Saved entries
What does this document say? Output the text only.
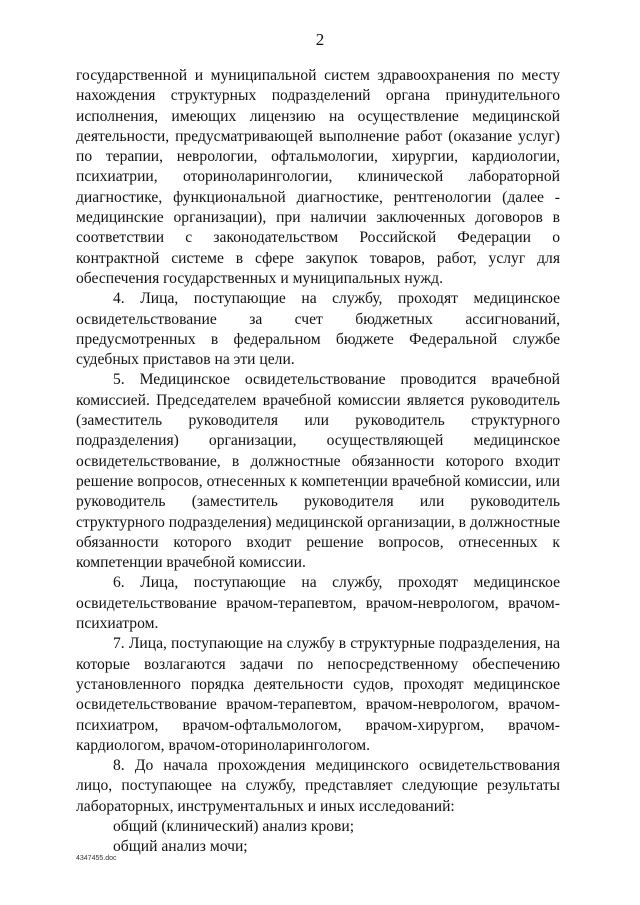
2

государственной и муниципальной систем здравоохранения по месту нахождения структурных подразделений органа принудительного исполнения, имеющих лицензию на осуществление медицинской деятельности, предусматривающей выполнение работ (оказание услуг) по терапии, неврологии, офтальмологии, хирургии, кардиологии, психиатрии, оториноларингологии, клинической лабораторной диагностике, функциональной диагностике, рентгенологии (далее - медицинские организации), при наличии заключенных договоров в соответствии с законодательством Российской Федерации о контрактной системе в сфере закупок товаров, работ, услуг для обеспечения государственных и муниципальных нужд.

4. Лица, поступающие на службу, проходят медицинское освидетельствование за счет бюджетных ассигнований, предусмотренных в федеральном бюджете Федеральной службе судебных приставов на эти цели.

5. Медицинское освидетельствование проводится врачебной комиссией. Председателем врачебной комиссии является руководитель (заместитель руководителя или руководитель структурного подразделения) организации, осуществляющей медицинское освидетельствование, в должностные обязанности которого входит решение вопросов, отнесенных к компетенции врачебной комиссии, или руководитель (заместитель руководителя или руководитель структурного подразделения) медицинской организации, в должностные обязанности которого входит решение вопросов, отнесенных к компетенции врачебной комиссии.

6. Лица, поступающие на службу, проходят медицинское освидетельствование врачом-терапевтом, врачом-неврологом, врачом-психиатром.

7. Лица, поступающие на службу в структурные подразделения, на которые возлагаются задачи по непосредственному обеспечению установленного порядка деятельности судов, проходят медицинское освидетельствование врачом-терапевтом, врачом-неврологом, врачом-психиатром, врачом-офтальмологом, врачом-хирургом, врачом-кардиологом, врачом-оториноларингологом.

8. До начала прохождения медицинского освидетельствования лицо, поступающее на службу, представляет следующие результаты лабораторных, инструментальных и иных исследований:

общий (клинический) анализ крови;

общий анализ мочи;

4347455.doc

▶ Exercise goal
Restate each line of the records exactly; pictures do not belong in the copy.

▶ The solution
What does this document say? Output the text only.
2

государственной и муниципальной систем здравоохранения по месту нахождения структурных подразделений органа принудительного исполнения, имеющих лицензию на осуществление медицинской деятельности, предусматривающей выполнение работ (оказание услуг) по терапии, неврологии, офтальмологии, хирургии, кардиологии, психиатрии, оториноларингологии, клинической лабораторной диагностике, функциональной диагностике, рентгенологии (далее - медицинские организации), при наличии заключенных договоров в соответствии с законодательством Российской Федерации о контрактной системе в сфере закупок товаров, работ, услуг для обеспечения государственных и муниципальных нужд.

4. Лица, поступающие на службу, проходят медицинское освидетельствование за счет бюджетных ассигнований, предусмотренных в федеральном бюджете Федеральной службе судебных приставов на эти цели.

5. Медицинское освидетельствование проводится врачебной комиссией. Председателем врачебной комиссии является руководитель (заместитель руководителя или руководитель структурного подразделения) организации, осуществляющей медицинское освидетельствование, в должностные обязанности которого входит решение вопросов, отнесенных к компетенции врачебной комиссии, или руководитель (заместитель руководителя или руководитель структурного подразделения) медицинской организации, в должностные обязанности которого входит решение вопросов, отнесенных к компетенции врачебной комиссии.

6. Лица, поступающие на службу, проходят медицинское освидетельствование врачом-терапевтом, врачом-неврологом, врачом-психиатром.

7. Лица, поступающие на службу в структурные подразделения, на которые возлагаются задачи по непосредственному обеспечению установленного порядка деятельности судов, проходят медицинское освидетельствование врачом-терапевтом, врачом-неврологом, врачом-психиатром, врачом-офтальмологом, врачом-хирургом, врачом-кардиологом, врачом-оториноларингологом.

8. До начала прохождения медицинского освидетельствования лицо, поступающее на службу, представляет следующие результаты лабораторных, инструментальных и иных исследований:

общий (клинический) анализ крови;

общий анализ мочи;

4347455.doc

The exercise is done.